▸ **Stated goal**:
Take down each entry exactly as written.

▸ **Records from a data collection**:
********************

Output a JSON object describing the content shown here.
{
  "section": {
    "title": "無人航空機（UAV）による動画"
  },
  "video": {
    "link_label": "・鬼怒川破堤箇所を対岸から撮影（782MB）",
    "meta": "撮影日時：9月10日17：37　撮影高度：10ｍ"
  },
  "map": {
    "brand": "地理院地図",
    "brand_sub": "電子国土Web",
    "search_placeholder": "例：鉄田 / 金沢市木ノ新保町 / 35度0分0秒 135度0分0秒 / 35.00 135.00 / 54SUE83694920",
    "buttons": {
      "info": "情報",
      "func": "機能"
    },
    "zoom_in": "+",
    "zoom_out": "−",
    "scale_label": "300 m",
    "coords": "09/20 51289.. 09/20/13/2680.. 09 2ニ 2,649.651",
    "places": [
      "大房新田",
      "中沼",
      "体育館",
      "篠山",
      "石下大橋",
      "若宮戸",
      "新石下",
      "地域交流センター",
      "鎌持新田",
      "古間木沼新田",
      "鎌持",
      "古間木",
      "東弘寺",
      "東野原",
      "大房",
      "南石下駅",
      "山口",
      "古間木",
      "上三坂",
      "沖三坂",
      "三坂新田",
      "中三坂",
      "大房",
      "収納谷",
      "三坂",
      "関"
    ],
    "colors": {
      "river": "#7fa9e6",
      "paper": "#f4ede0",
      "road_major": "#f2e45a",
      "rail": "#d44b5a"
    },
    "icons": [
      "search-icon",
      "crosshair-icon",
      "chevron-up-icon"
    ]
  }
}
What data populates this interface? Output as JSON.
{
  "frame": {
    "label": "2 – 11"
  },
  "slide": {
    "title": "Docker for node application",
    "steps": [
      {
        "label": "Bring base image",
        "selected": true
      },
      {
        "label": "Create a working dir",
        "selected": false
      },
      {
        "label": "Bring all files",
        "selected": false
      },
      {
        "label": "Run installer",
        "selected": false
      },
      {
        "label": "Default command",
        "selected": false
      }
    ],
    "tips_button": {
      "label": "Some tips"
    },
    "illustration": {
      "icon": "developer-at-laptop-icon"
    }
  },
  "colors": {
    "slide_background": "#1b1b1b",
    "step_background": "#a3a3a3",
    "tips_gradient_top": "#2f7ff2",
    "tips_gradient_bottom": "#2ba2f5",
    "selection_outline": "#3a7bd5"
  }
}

********************

▸ **Answer to this task**:
Output a JSON object describing the content shown here.
{
  "section": {
    "title": "無人航空機（UAV）による動画"
  },
  "video": {
    "link_label": "・鬼怒川破堤箇所を対岸から撮影（782MB）",
    "meta": "撮影日時：9月10日17：37　撮影高度：10ｍ"
  },
  "map": {
    "brand": "地理院地図",
    "brand_sub": "電子国土Web",
    "search_placeholder": "例：鉄田 / 金沢市木ノ新保町 / 35度0分0秒 135度0分0秒 / 35.00 135.00 / 54SUE83694920",
    "buttons": {
      "info": "情報",
      "func": "機能"
    },
    "zoom_in": "+",
    "zoom_out": "−",
    "scale_label": "300 m",
    "coords": "09/20 51289.. 09/20/13/2680.. 09 2ニ 2,649.651",
    "places": [
      "大房新田",
      "中沼",
      "体育館",
      "篠山",
      "石下大橋",
      "若宮戸",
      "新石下",
      "地域交流センター",
      "鎌持新田",
      "古間木沼新田",
      "鎌持",
      "古間木",
      "東弘寺",
      "東野原",
      "大房",
      "南石下駅",
      "山口",
      "古間木",
      "上三坂",
      "沖三坂",
      "三坂新田",
      "中三坂",
      "大房",
      "収納谷",
      "三坂",
      "関"
    ],
    "colors": {
      "river": "#7fa9e6",
      "paper": "#f4ede0",
      "road_major": "#f2e45a",
      "rail": "#d44b5a"
    },
    "icons": [
      "search-icon",
      "crosshair-icon",
      "chevron-up-icon"
    ]
  }
}
What data populates this interface? Output as JSON.
{
  "frame": {
    "label": "2 – 11"
  },
  "slide": {
    "title": "Docker for node application",
    "steps": [
      {
        "label": "Bring base image",
        "selected": true
      },
      {
        "label": "Create a working dir",
        "selected": false
      },
      {
        "label": "Bring all files",
        "selected": false
      },
      {
        "label": "Run installer",
        "selected": false
      },
      {
        "label": "Default command",
        "selected": false
      }
    ],
    "tips_button": {
      "label": "Some tips"
    },
    "illustration": {
      "icon": "developer-at-laptop-icon"
    }
  },
  "colors": {
    "slide_background": "#1b1b1b",
    "step_background": "#a3a3a3",
    "tips_gradient_top": "#2f7ff2",
    "tips_gradient_bottom": "#2ba2f5",
    "selection_outline": "#3a7bd5"
  }
}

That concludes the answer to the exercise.